### Exercise task
Without altering anything, output the material below.

### Dataset records
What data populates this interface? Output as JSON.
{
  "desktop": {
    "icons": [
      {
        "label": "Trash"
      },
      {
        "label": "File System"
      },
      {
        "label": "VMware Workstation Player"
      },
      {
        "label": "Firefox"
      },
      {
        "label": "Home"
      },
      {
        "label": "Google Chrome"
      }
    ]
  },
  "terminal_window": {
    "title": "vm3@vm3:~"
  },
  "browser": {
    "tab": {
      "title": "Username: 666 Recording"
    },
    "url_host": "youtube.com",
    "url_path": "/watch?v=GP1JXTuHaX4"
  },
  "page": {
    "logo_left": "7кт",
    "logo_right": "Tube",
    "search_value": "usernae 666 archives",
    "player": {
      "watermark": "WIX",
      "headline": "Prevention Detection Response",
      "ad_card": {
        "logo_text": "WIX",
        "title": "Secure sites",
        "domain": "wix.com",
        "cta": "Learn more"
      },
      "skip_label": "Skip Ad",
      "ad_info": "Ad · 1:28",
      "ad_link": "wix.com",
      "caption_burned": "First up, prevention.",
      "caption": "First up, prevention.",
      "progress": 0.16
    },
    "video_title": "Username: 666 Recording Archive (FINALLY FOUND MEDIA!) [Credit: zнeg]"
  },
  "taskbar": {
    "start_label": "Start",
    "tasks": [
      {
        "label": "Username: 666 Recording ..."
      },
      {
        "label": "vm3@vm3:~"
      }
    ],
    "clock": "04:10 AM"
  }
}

### Result of this task
What data populates this interface? Output as JSON.
{
  "desktop": {
    "icons": [
      {
        "label": "Trash"
      },
      {
        "label": "File System"
      },
      {
        "label": "VMware Workstation Player"
      },
      {
        "label": "Firefox"
      },
      {
        "label": "Home"
      },
      {
        "label": "Google Chrome"
      }
    ]
  },
  "terminal_window": {
    "title": "vm3@vm3:~"
  },
  "browser": {
    "tab": {
      "title": "Username: 666 Recording"
    },
    "url_host": "youtube.com",
    "url_path": "/watch?v=GP1JXTuHaX4"
  },
  "page": {
    "logo_left": "7кт",
    "logo_right": "Tube",
    "search_value": "usernae 666 archives",
    "player": {
      "watermark": "WIX",
      "headline": "Prevention Detection Response",
      "ad_card": {
        "logo_text": "WIX",
        "title": "Secure sites",
        "domain": "wix.com",
        "cta": "Learn more"
      },
      "skip_label": "Skip Ad",
      "ad_info": "Ad · 1:28",
      "ad_link": "wix.com",
      "caption_burned": "First up, prevention.",
      "caption": "First up, prevention.",
      "progress": 0.16
    },
    "video_title": "Username: 666 Recording Archive (FINALLY FOUND MEDIA!) [Credit: zнeg]"
  },
  "taskbar": {
    "start_label": "Start",
    "tasks": [
      {
        "label": "Username: 666 Recording ..."
      },
      {
        "label": "vm3@vm3:~"
      }
    ],
    "clock": "04:10 AM"
  }
}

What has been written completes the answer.